INSTRUCTION: Reproduce every record below exactly as written, leaving out any pictures.

+++

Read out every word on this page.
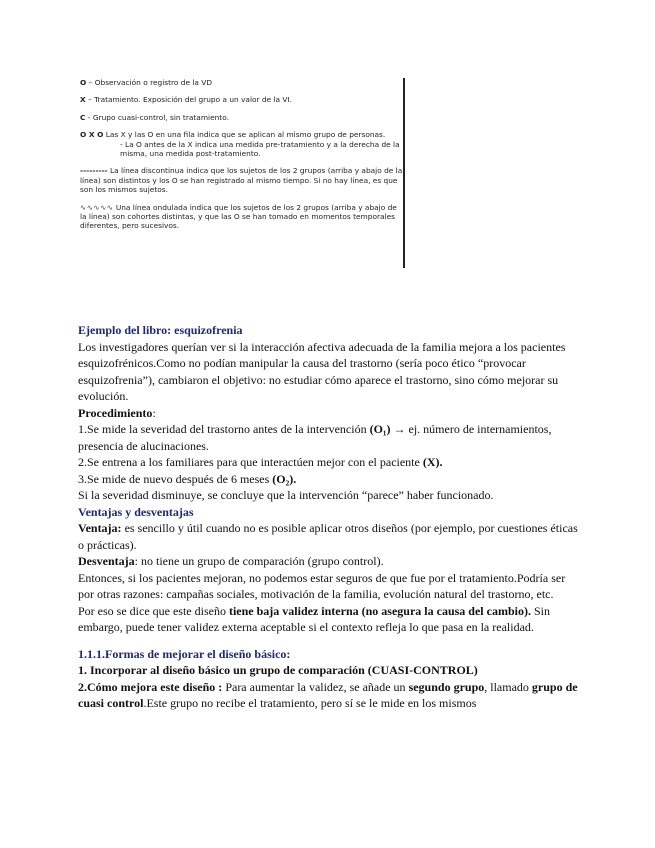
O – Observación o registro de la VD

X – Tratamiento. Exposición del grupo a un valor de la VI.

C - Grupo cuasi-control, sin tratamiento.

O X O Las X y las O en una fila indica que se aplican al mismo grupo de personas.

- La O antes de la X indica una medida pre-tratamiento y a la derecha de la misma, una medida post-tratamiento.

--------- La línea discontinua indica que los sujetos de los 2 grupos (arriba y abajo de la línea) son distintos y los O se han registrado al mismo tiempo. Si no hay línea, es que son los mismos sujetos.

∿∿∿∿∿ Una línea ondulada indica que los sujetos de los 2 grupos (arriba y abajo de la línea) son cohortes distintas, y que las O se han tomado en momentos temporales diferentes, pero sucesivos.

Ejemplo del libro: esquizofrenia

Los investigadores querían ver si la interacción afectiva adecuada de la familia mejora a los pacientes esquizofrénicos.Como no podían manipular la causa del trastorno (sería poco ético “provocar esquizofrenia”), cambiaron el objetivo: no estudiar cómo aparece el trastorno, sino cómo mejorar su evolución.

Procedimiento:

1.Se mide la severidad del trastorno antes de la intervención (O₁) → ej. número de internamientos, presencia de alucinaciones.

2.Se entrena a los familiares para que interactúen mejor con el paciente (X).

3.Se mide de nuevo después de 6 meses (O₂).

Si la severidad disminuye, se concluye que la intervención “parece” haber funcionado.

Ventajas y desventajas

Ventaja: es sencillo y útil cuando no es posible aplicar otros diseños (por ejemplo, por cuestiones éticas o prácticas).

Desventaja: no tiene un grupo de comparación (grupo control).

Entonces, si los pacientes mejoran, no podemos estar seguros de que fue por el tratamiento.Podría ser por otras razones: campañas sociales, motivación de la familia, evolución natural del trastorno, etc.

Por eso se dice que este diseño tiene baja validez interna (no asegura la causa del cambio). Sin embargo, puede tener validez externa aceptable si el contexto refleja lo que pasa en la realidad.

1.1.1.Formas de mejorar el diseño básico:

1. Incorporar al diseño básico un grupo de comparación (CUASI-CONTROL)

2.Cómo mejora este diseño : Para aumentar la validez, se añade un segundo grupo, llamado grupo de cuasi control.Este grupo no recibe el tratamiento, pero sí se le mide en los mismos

+++

THE ANSWER:
Read out every word on this page.
O – Observación o registro de la VD

X – Tratamiento. Exposición del grupo a un valor de la VI.

C - Grupo cuasi-control, sin tratamiento.

O X O Las X y las O en una fila indica que se aplican al mismo grupo de personas.

- La O antes de la X indica una medida pre-tratamiento y a la derecha de la misma, una medida post-tratamiento.

--------- La línea discontinua indica que los sujetos de los 2 grupos (arriba y abajo de la línea) son distintos y los O se han registrado al mismo tiempo. Si no hay línea, es que son los mismos sujetos.

∿∿∿∿∿ Una línea ondulada indica que los sujetos de los 2 grupos (arriba y abajo de la línea) son cohortes distintas, y que las O se han tomado en momentos temporales diferentes, pero sucesivos.

Ejemplo del libro: esquizofrenia

Los investigadores querían ver si la interacción afectiva adecuada de la familia mejora a los pacientes esquizofrénicos.Como no podían manipular la causa del trastorno (sería poco ético “provocar esquizofrenia”), cambiaron el objetivo: no estudiar cómo aparece el trastorno, sino cómo mejorar su evolución.

Procedimiento:

1.Se mide la severidad del trastorno antes de la intervención (O₁) → ej. número de internamientos, presencia de alucinaciones.

2.Se entrena a los familiares para que interactúen mejor con el paciente (X).

3.Se mide de nuevo después de 6 meses (O₂).

Si la severidad disminuye, se concluye que la intervención “parece” haber funcionado.

Ventajas y desventajas

Ventaja: es sencillo y útil cuando no es posible aplicar otros diseños (por ejemplo, por cuestiones éticas o prácticas).

Desventaja: no tiene un grupo de comparación (grupo control).

Entonces, si los pacientes mejoran, no podemos estar seguros de que fue por el tratamiento.Podría ser por otras razones: campañas sociales, motivación de la familia, evolución natural del trastorno, etc.

Por eso se dice que este diseño tiene baja validez interna (no asegura la causa del cambio). Sin embargo, puede tener validez externa aceptable si el contexto refleja lo que pasa en la realidad.

1.1.1.Formas de mejorar el diseño básico:

1. Incorporar al diseño básico un grupo de comparación (CUASI-CONTROL)

2.Cómo mejora este diseño : Para aumentar la validez, se añade un segundo grupo, llamado grupo de cuasi control.Este grupo no recibe el tratamiento, pero sí se le mide en los mismos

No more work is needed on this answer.